- _Exercise instructions_:
Your task is to reproduce the entries below word for word.

- _Given data_:

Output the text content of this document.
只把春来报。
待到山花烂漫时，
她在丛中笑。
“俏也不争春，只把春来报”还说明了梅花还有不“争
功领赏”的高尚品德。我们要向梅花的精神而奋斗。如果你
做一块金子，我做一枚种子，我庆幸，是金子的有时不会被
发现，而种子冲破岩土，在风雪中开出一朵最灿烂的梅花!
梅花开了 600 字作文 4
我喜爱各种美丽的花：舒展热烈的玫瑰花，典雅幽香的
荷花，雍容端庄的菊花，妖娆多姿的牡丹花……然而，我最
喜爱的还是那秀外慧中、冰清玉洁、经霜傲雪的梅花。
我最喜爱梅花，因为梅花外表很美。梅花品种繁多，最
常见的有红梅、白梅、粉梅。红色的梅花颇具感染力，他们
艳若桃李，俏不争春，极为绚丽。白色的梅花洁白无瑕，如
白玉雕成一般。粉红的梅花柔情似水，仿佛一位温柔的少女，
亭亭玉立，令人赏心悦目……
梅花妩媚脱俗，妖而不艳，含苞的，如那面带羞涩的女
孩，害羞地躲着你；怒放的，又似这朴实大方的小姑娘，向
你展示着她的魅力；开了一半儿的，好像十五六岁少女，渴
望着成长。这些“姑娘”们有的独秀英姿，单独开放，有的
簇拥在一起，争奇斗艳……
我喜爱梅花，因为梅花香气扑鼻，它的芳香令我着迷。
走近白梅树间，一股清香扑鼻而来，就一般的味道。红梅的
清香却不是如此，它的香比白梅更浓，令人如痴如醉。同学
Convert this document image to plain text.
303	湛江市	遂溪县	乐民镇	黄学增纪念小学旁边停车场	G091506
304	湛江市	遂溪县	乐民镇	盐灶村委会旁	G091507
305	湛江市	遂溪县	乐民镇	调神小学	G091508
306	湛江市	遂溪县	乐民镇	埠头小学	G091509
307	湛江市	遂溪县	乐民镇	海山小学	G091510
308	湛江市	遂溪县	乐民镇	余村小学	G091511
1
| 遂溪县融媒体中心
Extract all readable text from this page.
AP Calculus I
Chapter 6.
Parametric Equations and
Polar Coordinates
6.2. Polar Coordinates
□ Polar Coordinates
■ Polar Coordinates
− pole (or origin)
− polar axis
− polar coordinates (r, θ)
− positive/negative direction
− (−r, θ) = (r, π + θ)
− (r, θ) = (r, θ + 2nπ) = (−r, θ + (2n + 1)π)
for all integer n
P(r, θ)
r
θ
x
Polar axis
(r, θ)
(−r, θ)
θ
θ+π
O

- _Result of this task_:
Output the text content of this document.
只把春来报。
待到山花烂漫时，
她在丛中笑。
“俏也不争春，只把春来报”还说明了梅花还有不“争
功领赏”的高尚品德。我们要向梅花的精神而奋斗。如果你
做一块金子，我做一枚种子，我庆幸，是金子的有时不会被
发现，而种子冲破岩土，在风雪中开出一朵最灿烂的梅花!
梅花开了 600 字作文 4
我喜爱各种美丽的花：舒展热烈的玫瑰花，典雅幽香的
荷花，雍容端庄的菊花，妖娆多姿的牡丹花……然而，我最
喜爱的还是那秀外慧中、冰清玉洁、经霜傲雪的梅花。
我最喜爱梅花，因为梅花外表很美。梅花品种繁多，最
常见的有红梅、白梅、粉梅。红色的梅花颇具感染力，他们
艳若桃李，俏不争春，极为绚丽。白色的梅花洁白无瑕，如
白玉雕成一般。粉红的梅花柔情似水，仿佛一位温柔的少女，
亭亭玉立，令人赏心悦目……
梅花妩媚脱俗，妖而不艳，含苞的，如那面带羞涩的女
孩，害羞地躲着你；怒放的，又似这朴实大方的小姑娘，向
你展示着她的魅力；开了一半儿的，好像十五六岁少女，渴
望着成长。这些“姑娘”们有的独秀英姿，单独开放，有的
簇拥在一起，争奇斗艳……
我喜爱梅花，因为梅花香气扑鼻，它的芳香令我着迷。
走近白梅树间，一股清香扑鼻而来，就一般的味道。红梅的
清香却不是如此，它的香比白梅更浓，令人如痴如醉。同学
Convert this document image to plain text.
303	湛江市	遂溪县	乐民镇	黄学增纪念小学旁边停车场	G091506
304	湛江市	遂溪县	乐民镇	盐灶村委会旁	G091507
305	湛江市	遂溪县	乐民镇	调神小学	G091508
306	湛江市	遂溪县	乐民镇	埠头小学	G091509
307	湛江市	遂溪县	乐民镇	海山小学	G091510
308	湛江市	遂溪县	乐民镇	余村小学	G091511
1
| 遂溪县融媒体中心
Extract all readable text from this page.
AP Calculus I
Chapter 6.
Parametric Equations and
Polar Coordinates
6.2. Polar Coordinates
□ Polar Coordinates
■ Polar Coordinates
− pole (or origin)
− polar axis
− polar coordinates (r, θ)
− positive/negative direction
− (−r, θ) = (r, π + θ)
− (r, θ) = (r, θ + 2nπ) = (−r, θ + (2n + 1)π)
for all integer n
P(r, θ)
r
θ
x
Polar axis
(r, θ)
(−r, θ)
θ
θ+π
O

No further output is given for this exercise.